* [Çıkarılan Metin]

• Sonuç bulunamadı

3. SERBEST ELEKTRİK PİYASALARININ GENEL YAPISI VE KISITLILIK

3.9. Elektrik Sisteminde Kısıt ve Kısıt Yönetimi

Daha önce de belirtildiği gibi, sistemin işletilmesi esnasında bir enerji nakil hattının taşıma kapasitesinin aşılacak olması durumunda o hat üzerinden daha fazla enerji akışı gerçekleştirmek çok risklidir. Diğer bir ifadeyle, söz konusu hat artık kısıtlı bir hattır ve sistemi dengelemek amacıyla yapılacak yük dağıtımında bu hususun göz önünde bulundurulması gerekir. Hattın taşıma kapasitesi ile ilgili olan bu kısıt, bir önceki bölümde açıklanmış olan nedenlerden kaynaklanmaktadır. Yani, hattın üzerindeki güç akışı hattın termal veya kararlılık limitlerini ihlal edecek seviyelere ulaşmış olabilir veya sistemdeki başka bir hattın veya üretim tesisinin devre dışı kalması durumunda ortaya çıkacak yük akışlarının hâlihazırda güvenli sınırlar dahilinde çalışmakta olan hattın fiziksel limitlerini ihlal etmesi, diğer bir ifadeyle hattın risk limitinin aşılması söz konusudur.

* [Sağlanan Malzeme]
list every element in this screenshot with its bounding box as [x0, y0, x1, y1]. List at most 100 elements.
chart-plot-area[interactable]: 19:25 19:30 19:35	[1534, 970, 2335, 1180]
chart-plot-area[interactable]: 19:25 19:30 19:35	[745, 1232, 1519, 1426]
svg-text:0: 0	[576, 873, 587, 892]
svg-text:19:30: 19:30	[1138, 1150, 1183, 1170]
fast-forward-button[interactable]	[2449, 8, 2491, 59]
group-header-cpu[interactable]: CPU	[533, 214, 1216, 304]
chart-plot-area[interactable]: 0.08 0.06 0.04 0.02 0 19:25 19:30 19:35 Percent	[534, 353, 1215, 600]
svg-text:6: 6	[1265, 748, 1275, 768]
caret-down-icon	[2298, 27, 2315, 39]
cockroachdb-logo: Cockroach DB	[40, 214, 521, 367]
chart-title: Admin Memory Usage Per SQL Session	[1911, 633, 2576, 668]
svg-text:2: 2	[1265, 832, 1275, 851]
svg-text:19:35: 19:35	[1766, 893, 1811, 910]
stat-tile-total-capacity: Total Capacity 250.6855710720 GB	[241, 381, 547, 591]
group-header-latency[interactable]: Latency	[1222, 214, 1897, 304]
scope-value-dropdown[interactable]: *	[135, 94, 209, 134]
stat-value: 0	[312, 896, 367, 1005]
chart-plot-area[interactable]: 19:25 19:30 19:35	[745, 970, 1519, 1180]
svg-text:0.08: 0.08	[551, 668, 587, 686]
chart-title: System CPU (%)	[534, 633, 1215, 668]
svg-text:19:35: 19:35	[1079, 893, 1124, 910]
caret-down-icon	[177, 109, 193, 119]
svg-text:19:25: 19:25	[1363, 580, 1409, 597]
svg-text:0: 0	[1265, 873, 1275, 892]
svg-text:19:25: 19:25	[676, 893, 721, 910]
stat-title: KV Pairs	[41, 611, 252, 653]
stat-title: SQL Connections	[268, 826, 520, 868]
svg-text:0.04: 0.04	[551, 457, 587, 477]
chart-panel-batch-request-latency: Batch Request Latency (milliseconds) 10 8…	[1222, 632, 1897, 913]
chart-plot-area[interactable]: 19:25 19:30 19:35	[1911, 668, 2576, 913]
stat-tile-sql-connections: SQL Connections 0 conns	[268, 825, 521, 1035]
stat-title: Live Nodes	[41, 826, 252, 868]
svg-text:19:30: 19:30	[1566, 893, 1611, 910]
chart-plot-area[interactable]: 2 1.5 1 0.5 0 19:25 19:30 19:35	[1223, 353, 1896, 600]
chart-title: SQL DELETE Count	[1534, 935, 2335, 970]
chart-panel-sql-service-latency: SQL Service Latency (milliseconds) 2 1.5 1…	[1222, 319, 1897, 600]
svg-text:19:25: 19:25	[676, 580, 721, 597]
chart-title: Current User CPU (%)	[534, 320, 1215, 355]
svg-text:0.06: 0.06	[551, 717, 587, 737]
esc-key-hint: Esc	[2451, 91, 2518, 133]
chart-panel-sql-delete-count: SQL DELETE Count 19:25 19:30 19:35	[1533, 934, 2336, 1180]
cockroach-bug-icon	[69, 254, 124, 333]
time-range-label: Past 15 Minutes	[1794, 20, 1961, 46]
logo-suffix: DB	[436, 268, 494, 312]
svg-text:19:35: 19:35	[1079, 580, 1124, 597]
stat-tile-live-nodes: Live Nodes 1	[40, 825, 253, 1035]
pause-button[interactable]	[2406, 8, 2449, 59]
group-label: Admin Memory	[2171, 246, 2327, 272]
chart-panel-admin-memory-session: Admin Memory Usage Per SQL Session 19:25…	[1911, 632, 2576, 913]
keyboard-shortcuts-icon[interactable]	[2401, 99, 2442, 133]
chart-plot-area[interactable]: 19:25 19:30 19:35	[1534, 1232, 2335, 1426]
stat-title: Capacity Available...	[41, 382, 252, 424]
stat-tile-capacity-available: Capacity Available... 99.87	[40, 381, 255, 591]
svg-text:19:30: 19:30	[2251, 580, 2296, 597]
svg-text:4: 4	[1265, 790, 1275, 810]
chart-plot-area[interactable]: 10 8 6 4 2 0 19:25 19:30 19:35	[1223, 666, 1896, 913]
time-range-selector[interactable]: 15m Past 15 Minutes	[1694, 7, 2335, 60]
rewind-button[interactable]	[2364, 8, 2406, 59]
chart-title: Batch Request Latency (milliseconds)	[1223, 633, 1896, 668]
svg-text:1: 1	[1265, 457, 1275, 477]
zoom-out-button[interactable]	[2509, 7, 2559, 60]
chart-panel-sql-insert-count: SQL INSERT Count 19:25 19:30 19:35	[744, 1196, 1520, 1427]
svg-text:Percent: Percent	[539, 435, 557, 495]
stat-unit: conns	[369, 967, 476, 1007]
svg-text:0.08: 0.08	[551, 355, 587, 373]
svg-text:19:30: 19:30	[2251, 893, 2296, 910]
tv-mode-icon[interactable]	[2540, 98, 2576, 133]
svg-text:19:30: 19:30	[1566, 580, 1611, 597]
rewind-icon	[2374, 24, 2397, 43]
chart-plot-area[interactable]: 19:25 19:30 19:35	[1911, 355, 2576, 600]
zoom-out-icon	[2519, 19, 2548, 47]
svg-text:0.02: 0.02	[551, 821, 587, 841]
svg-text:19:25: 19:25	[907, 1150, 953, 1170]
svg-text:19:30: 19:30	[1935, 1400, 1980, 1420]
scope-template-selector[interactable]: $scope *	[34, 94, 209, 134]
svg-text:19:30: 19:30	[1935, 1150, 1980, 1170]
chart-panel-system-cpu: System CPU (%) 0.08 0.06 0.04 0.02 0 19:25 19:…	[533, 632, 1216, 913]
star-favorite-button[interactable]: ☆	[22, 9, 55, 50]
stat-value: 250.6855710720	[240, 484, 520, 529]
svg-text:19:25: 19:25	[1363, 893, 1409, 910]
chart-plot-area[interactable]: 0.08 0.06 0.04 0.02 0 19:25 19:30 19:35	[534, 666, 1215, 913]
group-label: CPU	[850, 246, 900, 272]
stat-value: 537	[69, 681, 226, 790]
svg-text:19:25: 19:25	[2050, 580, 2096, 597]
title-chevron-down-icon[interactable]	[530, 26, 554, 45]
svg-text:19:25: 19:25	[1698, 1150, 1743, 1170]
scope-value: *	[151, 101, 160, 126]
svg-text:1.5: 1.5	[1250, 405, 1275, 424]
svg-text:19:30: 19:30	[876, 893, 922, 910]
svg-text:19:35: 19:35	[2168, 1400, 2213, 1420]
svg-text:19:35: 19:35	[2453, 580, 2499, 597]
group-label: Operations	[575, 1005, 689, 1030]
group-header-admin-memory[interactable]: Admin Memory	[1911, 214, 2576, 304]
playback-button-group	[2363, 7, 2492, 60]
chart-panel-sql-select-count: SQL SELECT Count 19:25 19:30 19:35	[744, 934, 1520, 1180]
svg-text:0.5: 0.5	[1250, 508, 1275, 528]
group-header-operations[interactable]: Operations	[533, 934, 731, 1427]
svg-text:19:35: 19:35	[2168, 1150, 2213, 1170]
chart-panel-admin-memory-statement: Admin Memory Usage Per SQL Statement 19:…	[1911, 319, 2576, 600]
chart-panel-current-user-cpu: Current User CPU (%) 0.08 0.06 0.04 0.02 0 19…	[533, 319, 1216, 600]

* [Yönerge 1] Kısıt yönetimi metnini iki cümleyle özetleyin.
* [Yönerge 2] Kısıt yönetimi metninde "Daha önce de" ile "aşılması söz konusudur." arasındaki kısmı, her ikisi dahil, "söz konusu hat" yerine "ilgili hat" yazarak güncelleyin.
Yanıt verirken yalnızca metni esas alın.

* [Doğru Yanıt 1] Sistem işletilirken bir enerji nakil hattının taşıma kapasitesi aşılacaksa o hat üzerinden daha fazla enerji akışı sağlamak çok risklidir; bu durumda hat kısıtlı sayılır ve sistemi dengelemek için yapılacak yük dağıtımında bu husus göz önünde bulundurulmalıdır. Bu kısıtın kaynağı, hattaki güç akışının termal veya kararlılık limitlerini ihlal edecek seviyelere ulaşması ya da başka bir hattın veya üretim tesisinin devre dışı kalmasıyla oluşacak yük akışlarının hattın fiziksel limitlerini ihlal etmesi, yani risk limitinin aşılmasıdır.

* [Doğru Yanıt 2]
Daha önce de belirtildiği gibi, sistemin işletilmesi esnasında bir enerji nakil hattının taşıma kapasitesinin aşılacak olması durumunda o hat üzerinden daha fazla enerji akışı gerçekleştirmek çok risklidir. Diğer bir ifadeyle, ilgili hat artık kısıtlı bir hattır ve sistemi dengelemek amacıyla yapılacak yük dağıtımında bu hususun göz önünde bulundurulması gerekir. Hattın taşıma kapasitesi ile ilgili olan bu kısıt, bir önceki bölümde açıklanmış olan nedenlerden kaynaklanmaktadır. Yani, hattın üzerindeki güç akışı hattın termal veya kararlılık limitlerini ihlal edecek seviyelere ulaşmış olabilir veya sistemdeki başka bir hattın veya üretim tesisinin devre dışı kalması durumunda ortaya çıkacak yük akışlarının hâlihazırda güvenli sınırlar dahilinde çalışmakta olan hattın fiziksel limitlerini ihlal etmesi, diğer bir ifadeyle hattın risk limitinin aşılması söz konusudur.